• _EXERCISE DESCRIPTION_: Return the material word for word. Do not include pictures.

• _LISTED RECORDS_:
=====

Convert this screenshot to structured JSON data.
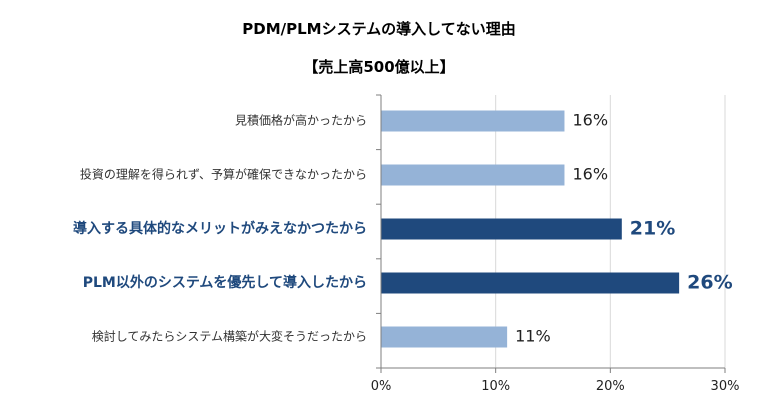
{
  "chart_data": {
    "type": "bar",
    "orientation": "horizontal",
    "title": "PDM/PLMシステムの導入してない理由",
    "subtitle": "【売上高500億以上】",
    "categories": [
      "見積価格が高かったから",
      "投資の理解を得られず、予算が確保できなかったから",
      "導入する具体的なメリットがみえなかつたから",
      "PLM以外のシステムを優先して導入したから",
      "検討してみたらシステム構築が大変そうだったから"
    ],
    "values": [
      16,
      16,
      21,
      26,
      11
    ],
    "value_labels": [
      "16%",
      "16%",
      "21%",
      "26%",
      "11%"
    ],
    "highlighted": [
      false,
      false,
      true,
      true,
      false
    ],
    "xlim": [
      0,
      30
    ],
    "xticks": [
      0,
      10,
      20,
      30
    ],
    "xtick_labels": [
      "0%",
      "10%",
      "20%",
      "30%"
    ],
    "grid": true,
    "colors": {
      "normal": "#95b3d7",
      "highlight": "#1f497d",
      "grid": "#d9d9d9",
      "axis": "#7f7f7f"
    }
  }
}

=====

• _WRITTEN ANSWER_:
Convert this screenshot to structured JSON data.
{
  "chart_data": {
    "type": "bar",
    "orientation": "horizontal",
    "title": "PDM/PLMシステムの導入してない理由",
    "subtitle": "【売上高500億以上】",
    "categories": [
      "見積価格が高かったから",
      "投資の理解を得られず、予算が確保できなかったから",
      "導入する具体的なメリットがみえなかつたから",
      "PLM以外のシステムを優先して導入したから",
      "検討してみたらシステム構築が大変そうだったから"
    ],
    "values": [
      16,
      16,
      21,
      26,
      11
    ],
    "value_labels": [
      "16%",
      "16%",
      "21%",
      "26%",
      "11%"
    ],
    "highlighted": [
      false,
      false,
      true,
      true,
      false
    ],
    "xlim": [
      0,
      30
    ],
    "xticks": [
      0,
      10,
      20,
      30
    ],
    "xtick_labels": [
      "0%",
      "10%",
      "20%",
      "30%"
    ],
    "grid": true,
    "colors": {
      "normal": "#95b3d7",
      "highlight": "#1f497d",
      "grid": "#d9d9d9",
      "axis": "#7f7f7f"
    }
  }
}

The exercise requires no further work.